*WRITTEN PROBLEM*
Repeat every record below exactly as it appears.

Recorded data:
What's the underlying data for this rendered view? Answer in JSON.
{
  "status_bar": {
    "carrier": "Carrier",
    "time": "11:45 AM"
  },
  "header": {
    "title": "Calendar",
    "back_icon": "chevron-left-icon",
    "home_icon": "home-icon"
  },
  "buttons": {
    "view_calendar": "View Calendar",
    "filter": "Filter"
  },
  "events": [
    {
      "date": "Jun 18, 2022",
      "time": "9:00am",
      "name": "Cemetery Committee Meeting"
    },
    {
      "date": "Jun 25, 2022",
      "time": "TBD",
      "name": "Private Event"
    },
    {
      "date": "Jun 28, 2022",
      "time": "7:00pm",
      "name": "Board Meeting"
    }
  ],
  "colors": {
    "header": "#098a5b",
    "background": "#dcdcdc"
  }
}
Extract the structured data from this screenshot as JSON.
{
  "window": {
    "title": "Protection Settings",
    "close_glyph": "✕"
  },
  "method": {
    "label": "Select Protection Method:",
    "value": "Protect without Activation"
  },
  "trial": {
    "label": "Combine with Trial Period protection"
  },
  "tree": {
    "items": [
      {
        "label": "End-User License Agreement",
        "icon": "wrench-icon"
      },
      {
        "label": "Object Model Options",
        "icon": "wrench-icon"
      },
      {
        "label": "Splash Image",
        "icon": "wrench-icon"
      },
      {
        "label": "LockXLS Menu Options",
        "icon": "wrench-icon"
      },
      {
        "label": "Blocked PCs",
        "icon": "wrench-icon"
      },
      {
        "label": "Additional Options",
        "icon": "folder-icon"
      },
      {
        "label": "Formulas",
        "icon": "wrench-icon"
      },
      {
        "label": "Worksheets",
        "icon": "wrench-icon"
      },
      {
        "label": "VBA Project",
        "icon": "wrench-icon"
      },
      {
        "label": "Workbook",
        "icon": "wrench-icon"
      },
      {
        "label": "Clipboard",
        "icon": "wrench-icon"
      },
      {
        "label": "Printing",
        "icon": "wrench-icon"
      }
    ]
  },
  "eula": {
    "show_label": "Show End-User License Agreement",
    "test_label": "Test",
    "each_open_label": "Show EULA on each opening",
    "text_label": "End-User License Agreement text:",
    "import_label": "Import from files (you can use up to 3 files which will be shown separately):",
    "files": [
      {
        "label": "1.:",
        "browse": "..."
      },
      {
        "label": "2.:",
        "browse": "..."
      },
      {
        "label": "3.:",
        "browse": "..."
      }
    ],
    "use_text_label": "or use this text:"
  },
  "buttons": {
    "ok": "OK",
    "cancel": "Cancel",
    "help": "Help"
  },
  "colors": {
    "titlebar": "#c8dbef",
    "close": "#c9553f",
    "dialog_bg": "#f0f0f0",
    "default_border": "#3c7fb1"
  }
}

*ANSWER BELOW*
What's the underlying data for this rendered view? Answer in JSON.
{
  "status_bar": {
    "carrier": "Carrier",
    "time": "11:45 AM"
  },
  "header": {
    "title": "Calendar",
    "back_icon": "chevron-left-icon",
    "home_icon": "home-icon"
  },
  "buttons": {
    "view_calendar": "View Calendar",
    "filter": "Filter"
  },
  "events": [
    {
      "date": "Jun 18, 2022",
      "time": "9:00am",
      "name": "Cemetery Committee Meeting"
    },
    {
      "date": "Jun 25, 2022",
      "time": "TBD",
      "name": "Private Event"
    },
    {
      "date": "Jun 28, 2022",
      "time": "7:00pm",
      "name": "Board Meeting"
    }
  ],
  "colors": {
    "header": "#098a5b",
    "background": "#dcdcdc"
  }
}
Extract the structured data from this screenshot as JSON.
{
  "window": {
    "title": "Protection Settings",
    "close_glyph": "✕"
  },
  "method": {
    "label": "Select Protection Method:",
    "value": "Protect without Activation"
  },
  "trial": {
    "label": "Combine with Trial Period protection"
  },
  "tree": {
    "items": [
      {
        "label": "End-User License Agreement",
        "icon": "wrench-icon"
      },
      {
        "label": "Object Model Options",
        "icon": "wrench-icon"
      },
      {
        "label": "Splash Image",
        "icon": "wrench-icon"
      },
      {
        "label": "LockXLS Menu Options",
        "icon": "wrench-icon"
      },
      {
        "label": "Blocked PCs",
        "icon": "wrench-icon"
      },
      {
        "label": "Additional Options",
        "icon": "folder-icon"
      },
      {
        "label": "Formulas",
        "icon": "wrench-icon"
      },
      {
        "label": "Worksheets",
        "icon": "wrench-icon"
      },
      {
        "label": "VBA Project",
        "icon": "wrench-icon"
      },
      {
        "label": "Workbook",
        "icon": "wrench-icon"
      },
      {
        "label": "Clipboard",
        "icon": "wrench-icon"
      },
      {
        "label": "Printing",
        "icon": "wrench-icon"
      }
    ]
  },
  "eula": {
    "show_label": "Show End-User License Agreement",
    "test_label": "Test",
    "each_open_label": "Show EULA on each opening",
    "text_label": "End-User License Agreement text:",
    "import_label": "Import from files (you can use up to 3 files which will be shown separately):",
    "files": [
      {
        "label": "1.:",
        "browse": "..."
      },
      {
        "label": "2.:",
        "browse": "..."
      },
      {
        "label": "3.:",
        "browse": "..."
      }
    ],
    "use_text_label": "or use this text:"
  },
  "buttons": {
    "ok": "OK",
    "cancel": "Cancel",
    "help": "Help"
  },
  "colors": {
    "titlebar": "#c8dbef",
    "close": "#c9553f",
    "dialog_bg": "#f0f0f0",
    "default_border": "#3c7fb1"
  }
}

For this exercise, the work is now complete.